## PROBLEM DESCRIPTION
Spot each line in the records below where the word "palette" occurs, then copy it.
-------- DATA FOR THE TASK
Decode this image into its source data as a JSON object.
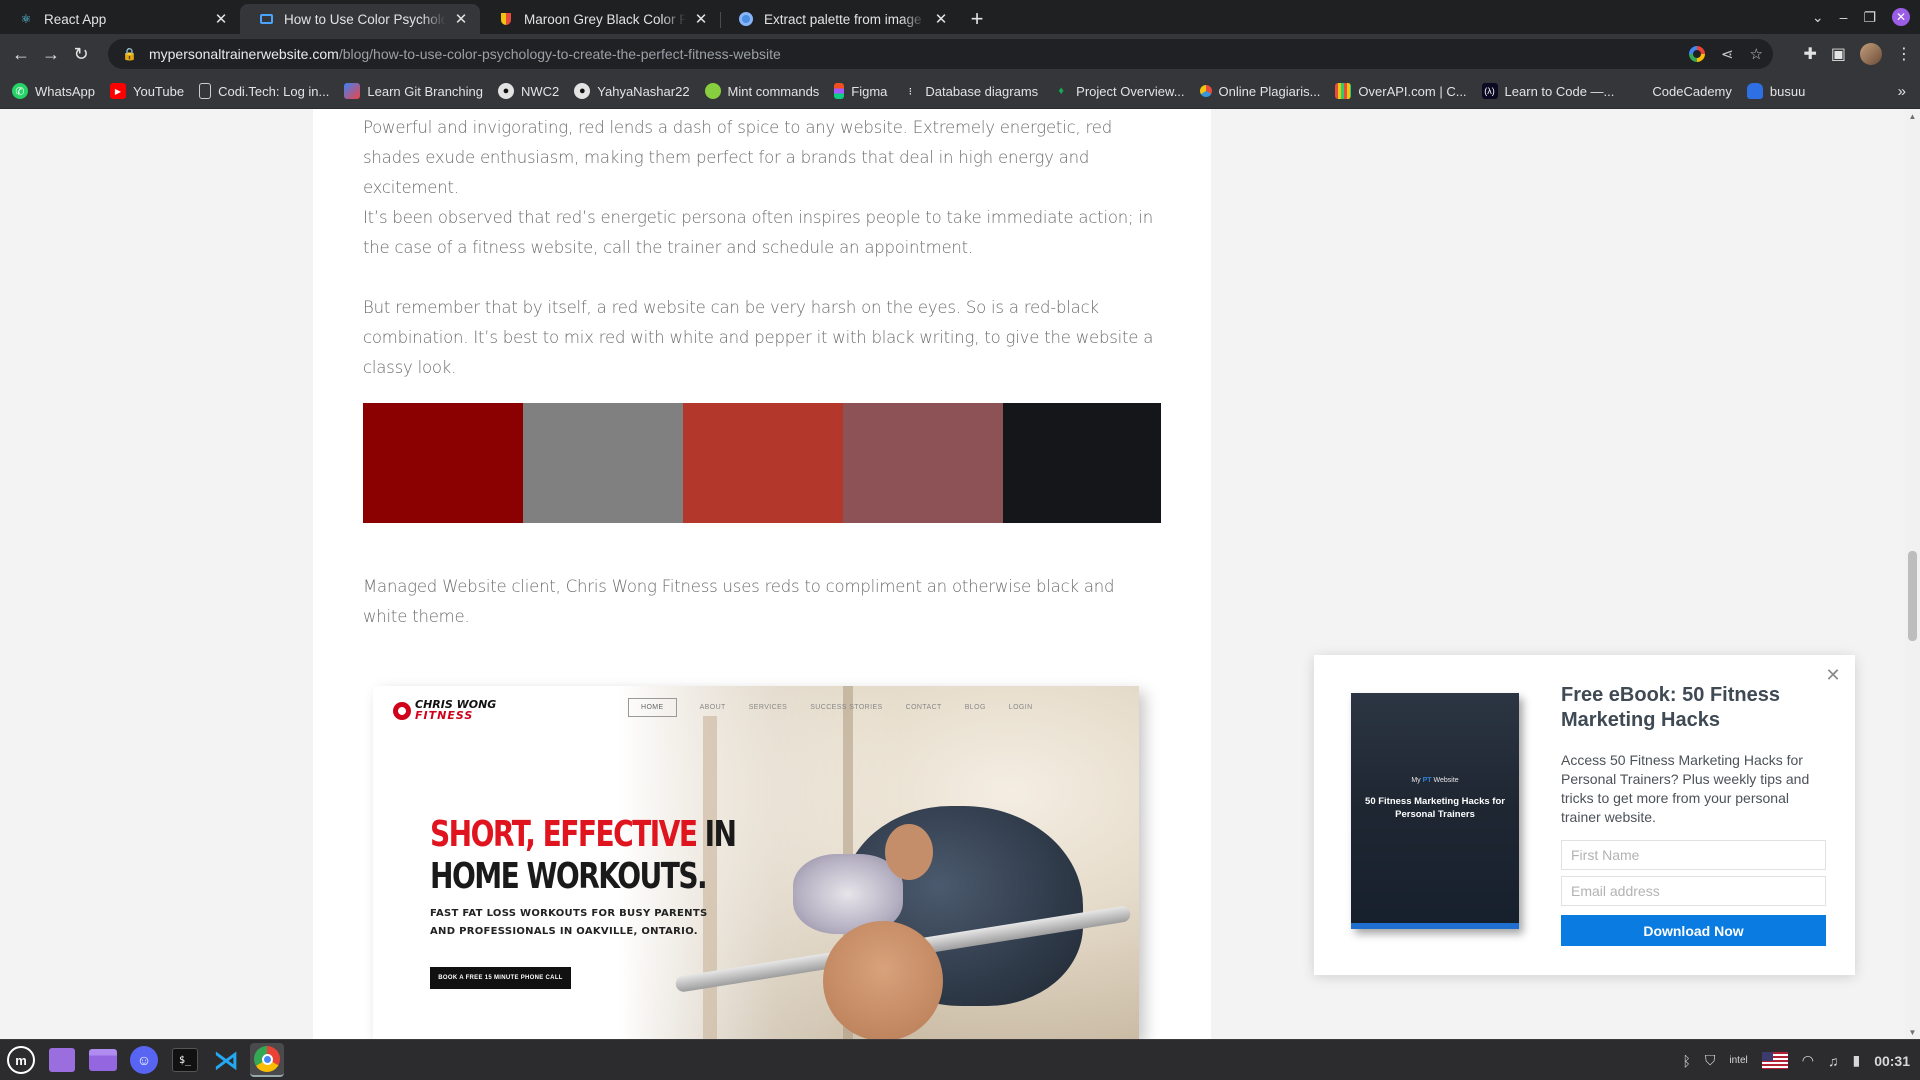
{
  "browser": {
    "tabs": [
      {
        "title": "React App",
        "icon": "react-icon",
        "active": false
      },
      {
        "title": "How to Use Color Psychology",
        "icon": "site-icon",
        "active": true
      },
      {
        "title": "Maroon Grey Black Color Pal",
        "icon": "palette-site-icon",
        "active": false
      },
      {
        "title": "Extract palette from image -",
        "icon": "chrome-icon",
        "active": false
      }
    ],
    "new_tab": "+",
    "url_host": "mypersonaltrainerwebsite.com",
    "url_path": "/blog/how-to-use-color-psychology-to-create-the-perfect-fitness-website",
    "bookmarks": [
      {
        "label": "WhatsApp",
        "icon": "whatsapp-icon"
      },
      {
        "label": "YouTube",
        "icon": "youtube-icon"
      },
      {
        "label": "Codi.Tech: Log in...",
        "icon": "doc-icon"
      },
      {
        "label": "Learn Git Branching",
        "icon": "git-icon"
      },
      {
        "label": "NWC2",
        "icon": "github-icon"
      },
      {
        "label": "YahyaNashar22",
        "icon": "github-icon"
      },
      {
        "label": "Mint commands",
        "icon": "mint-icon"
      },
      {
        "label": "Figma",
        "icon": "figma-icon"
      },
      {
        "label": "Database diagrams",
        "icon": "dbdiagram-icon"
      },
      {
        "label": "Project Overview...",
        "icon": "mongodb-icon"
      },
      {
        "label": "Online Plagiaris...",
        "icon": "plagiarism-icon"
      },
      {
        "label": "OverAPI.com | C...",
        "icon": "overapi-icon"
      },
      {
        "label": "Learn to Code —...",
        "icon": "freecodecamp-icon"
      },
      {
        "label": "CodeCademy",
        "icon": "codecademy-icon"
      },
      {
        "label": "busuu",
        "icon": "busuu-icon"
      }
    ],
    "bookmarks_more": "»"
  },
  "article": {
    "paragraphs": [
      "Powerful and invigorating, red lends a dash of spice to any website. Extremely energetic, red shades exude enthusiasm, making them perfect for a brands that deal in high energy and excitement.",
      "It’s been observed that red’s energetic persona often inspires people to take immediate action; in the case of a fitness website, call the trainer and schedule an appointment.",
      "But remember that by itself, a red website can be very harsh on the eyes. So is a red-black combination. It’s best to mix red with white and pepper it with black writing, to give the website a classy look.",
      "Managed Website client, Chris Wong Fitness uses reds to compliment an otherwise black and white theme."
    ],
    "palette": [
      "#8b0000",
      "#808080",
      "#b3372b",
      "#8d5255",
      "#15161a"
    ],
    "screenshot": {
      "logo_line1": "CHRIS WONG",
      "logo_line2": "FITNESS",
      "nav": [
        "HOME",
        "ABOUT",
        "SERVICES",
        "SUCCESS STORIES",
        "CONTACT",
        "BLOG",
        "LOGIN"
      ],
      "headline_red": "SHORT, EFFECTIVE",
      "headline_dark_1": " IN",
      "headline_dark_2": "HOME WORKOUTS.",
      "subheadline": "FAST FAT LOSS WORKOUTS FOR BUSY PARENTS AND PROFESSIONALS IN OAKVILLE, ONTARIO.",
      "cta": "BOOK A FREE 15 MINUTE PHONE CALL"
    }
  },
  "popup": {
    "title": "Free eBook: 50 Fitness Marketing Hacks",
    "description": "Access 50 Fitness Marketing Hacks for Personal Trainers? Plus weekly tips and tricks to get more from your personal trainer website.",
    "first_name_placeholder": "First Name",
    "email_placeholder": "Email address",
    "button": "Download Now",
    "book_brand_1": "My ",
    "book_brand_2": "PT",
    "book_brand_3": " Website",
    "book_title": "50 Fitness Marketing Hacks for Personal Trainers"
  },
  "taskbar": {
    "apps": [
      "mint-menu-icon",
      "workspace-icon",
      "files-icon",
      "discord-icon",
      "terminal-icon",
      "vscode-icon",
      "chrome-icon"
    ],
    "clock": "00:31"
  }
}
----------------
-------- DATA FOR THE TASK
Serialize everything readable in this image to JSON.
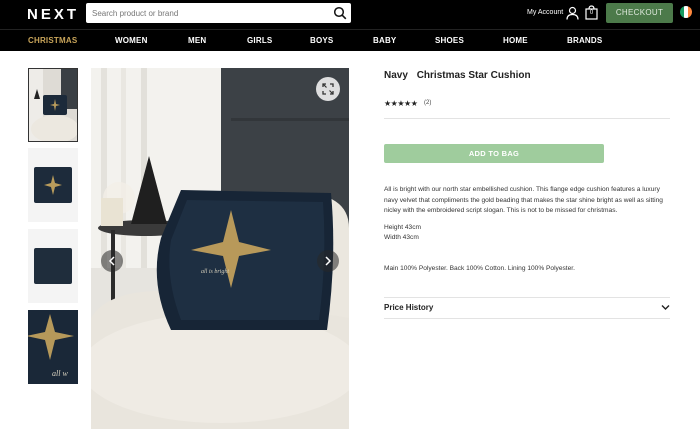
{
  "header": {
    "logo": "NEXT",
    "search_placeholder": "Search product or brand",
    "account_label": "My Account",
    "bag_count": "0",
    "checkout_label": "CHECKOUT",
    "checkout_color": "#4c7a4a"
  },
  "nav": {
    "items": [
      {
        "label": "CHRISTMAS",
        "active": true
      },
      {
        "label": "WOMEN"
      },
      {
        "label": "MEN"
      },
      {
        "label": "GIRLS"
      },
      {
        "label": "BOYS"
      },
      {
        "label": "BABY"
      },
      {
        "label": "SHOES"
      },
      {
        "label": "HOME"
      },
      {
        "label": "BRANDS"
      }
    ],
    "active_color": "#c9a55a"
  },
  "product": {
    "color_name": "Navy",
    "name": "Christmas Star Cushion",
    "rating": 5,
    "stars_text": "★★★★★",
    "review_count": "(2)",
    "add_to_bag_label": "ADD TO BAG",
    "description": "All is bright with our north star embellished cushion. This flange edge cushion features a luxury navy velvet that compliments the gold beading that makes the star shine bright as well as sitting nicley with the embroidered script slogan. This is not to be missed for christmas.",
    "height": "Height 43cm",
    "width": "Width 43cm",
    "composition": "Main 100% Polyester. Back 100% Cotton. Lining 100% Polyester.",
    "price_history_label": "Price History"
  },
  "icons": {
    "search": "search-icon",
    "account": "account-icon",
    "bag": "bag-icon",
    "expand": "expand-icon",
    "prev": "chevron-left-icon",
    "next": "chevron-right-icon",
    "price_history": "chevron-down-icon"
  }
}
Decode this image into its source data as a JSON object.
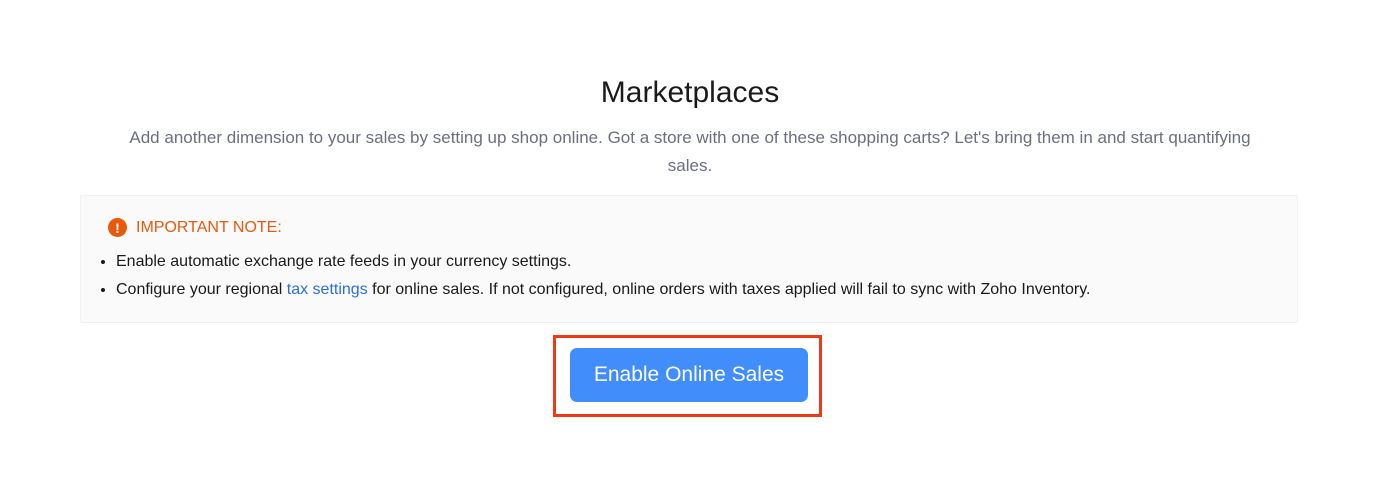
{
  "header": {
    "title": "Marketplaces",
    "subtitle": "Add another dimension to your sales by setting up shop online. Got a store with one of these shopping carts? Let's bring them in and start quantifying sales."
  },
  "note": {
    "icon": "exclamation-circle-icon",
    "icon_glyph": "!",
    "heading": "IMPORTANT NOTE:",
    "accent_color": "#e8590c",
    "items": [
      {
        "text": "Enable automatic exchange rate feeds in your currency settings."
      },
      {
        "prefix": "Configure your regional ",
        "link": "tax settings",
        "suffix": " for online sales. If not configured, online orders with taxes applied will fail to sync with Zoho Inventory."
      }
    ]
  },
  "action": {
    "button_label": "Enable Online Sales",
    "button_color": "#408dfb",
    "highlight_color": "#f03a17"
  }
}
----------------
## REPLY
        "icon": "palette-site-icon",
        "title": "Extract palette from image -",
    "palette": [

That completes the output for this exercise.